··· INPUT RECORDS ···
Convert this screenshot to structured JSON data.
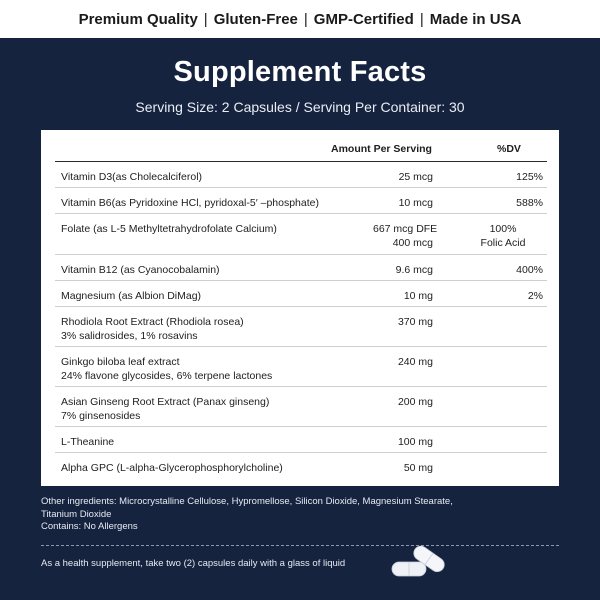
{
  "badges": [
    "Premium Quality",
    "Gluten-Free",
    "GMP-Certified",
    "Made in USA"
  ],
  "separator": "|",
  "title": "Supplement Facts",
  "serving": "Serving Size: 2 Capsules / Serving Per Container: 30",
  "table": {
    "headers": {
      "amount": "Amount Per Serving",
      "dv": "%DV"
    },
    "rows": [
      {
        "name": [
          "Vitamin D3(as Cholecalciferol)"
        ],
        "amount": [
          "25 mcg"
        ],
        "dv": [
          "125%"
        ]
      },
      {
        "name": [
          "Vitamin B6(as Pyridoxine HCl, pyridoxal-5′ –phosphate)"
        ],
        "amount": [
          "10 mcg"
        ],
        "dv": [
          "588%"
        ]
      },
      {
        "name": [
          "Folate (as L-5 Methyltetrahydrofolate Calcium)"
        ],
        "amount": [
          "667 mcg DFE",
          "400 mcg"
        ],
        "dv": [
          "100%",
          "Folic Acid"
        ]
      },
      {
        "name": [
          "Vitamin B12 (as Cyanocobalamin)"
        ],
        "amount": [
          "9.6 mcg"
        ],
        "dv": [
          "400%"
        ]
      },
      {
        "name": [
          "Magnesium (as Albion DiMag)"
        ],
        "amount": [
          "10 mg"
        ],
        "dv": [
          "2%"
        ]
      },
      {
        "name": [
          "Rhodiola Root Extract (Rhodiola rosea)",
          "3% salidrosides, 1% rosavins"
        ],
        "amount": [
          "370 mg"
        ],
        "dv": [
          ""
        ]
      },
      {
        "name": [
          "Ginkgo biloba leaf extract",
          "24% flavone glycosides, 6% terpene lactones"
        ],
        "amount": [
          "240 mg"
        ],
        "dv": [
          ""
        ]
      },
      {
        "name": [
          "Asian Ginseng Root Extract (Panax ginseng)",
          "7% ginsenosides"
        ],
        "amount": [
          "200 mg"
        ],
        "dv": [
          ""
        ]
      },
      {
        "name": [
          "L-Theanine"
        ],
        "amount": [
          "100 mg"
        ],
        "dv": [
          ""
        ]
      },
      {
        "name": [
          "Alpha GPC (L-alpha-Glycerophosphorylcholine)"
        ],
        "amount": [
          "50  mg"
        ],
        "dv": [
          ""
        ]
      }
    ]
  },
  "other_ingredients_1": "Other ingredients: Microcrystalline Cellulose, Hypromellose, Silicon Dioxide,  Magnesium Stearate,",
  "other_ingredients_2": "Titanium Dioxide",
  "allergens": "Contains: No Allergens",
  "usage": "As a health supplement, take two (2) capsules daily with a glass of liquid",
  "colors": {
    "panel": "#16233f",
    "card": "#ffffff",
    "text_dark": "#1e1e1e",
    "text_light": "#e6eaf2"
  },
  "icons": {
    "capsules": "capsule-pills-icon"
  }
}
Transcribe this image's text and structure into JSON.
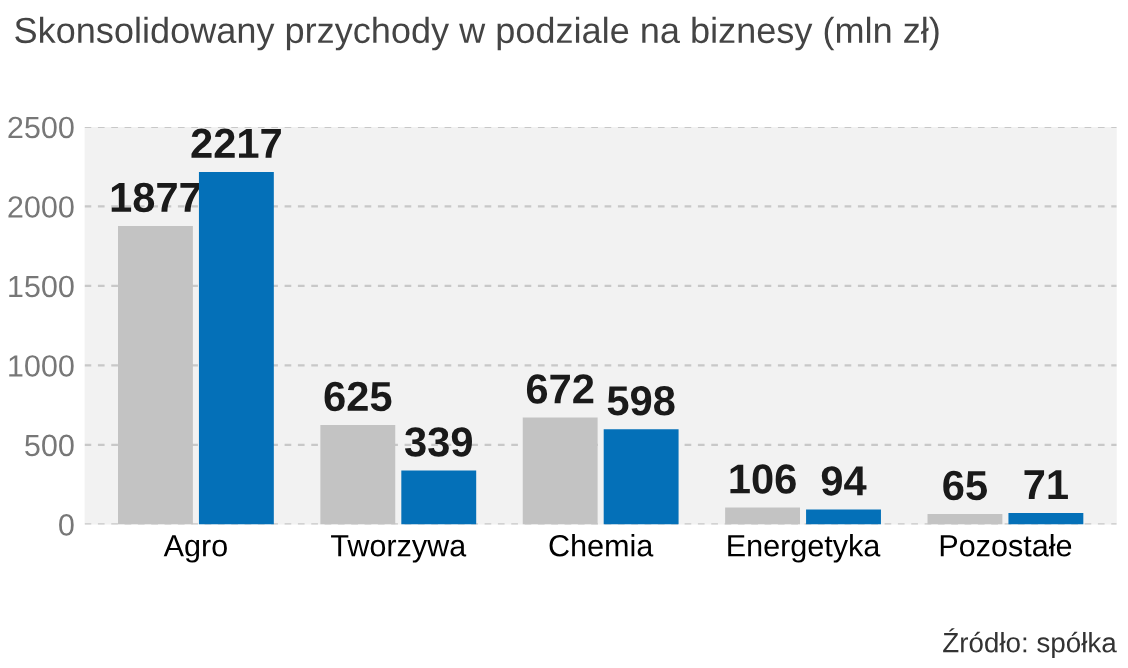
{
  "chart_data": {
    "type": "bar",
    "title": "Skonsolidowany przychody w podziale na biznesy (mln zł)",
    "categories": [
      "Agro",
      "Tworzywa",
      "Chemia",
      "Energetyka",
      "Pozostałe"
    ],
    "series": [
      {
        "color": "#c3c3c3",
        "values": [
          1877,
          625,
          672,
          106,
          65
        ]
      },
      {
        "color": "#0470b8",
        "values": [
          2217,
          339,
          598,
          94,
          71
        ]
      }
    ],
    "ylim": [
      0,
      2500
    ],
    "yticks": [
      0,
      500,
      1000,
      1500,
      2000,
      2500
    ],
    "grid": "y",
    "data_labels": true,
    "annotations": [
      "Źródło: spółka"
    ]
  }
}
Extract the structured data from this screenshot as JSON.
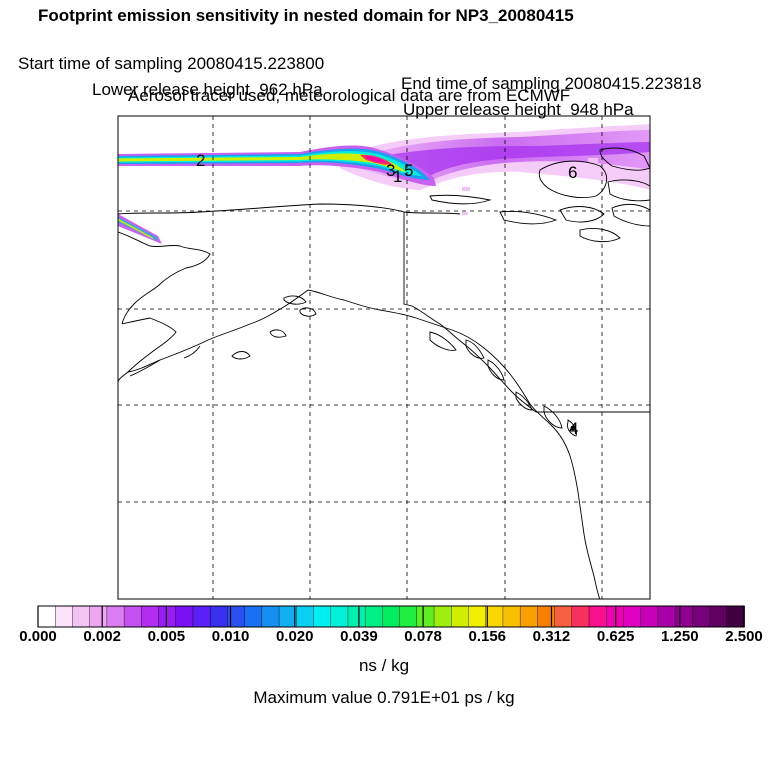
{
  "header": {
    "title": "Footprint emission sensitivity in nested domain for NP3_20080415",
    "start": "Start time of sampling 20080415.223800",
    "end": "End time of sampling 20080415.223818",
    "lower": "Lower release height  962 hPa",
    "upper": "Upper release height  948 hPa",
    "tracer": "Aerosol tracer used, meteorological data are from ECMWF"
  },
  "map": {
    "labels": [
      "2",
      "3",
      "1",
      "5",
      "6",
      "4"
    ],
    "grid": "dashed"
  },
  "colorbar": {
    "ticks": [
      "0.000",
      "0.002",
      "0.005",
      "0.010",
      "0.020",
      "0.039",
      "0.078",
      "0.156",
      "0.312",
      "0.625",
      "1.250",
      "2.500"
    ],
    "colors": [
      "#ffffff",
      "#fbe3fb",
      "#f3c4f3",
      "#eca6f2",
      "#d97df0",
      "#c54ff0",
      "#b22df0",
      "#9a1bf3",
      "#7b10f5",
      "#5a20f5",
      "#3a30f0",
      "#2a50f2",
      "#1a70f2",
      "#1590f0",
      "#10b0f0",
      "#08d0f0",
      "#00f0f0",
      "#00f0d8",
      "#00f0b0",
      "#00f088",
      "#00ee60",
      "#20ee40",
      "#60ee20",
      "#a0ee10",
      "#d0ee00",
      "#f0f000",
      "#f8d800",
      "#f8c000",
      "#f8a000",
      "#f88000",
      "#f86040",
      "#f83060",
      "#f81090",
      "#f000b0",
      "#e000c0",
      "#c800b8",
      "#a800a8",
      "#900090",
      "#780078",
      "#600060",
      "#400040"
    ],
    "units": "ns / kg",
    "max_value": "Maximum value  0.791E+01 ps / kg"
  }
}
···
WRITTEN INSTRUCTION:
Show all lines from the records above where the word "sampling" occurs.

ANSWER BELOW:
    "start": "Start time of sampling 20080415.223800",
    "end": "End time of sampling 20080415.223818",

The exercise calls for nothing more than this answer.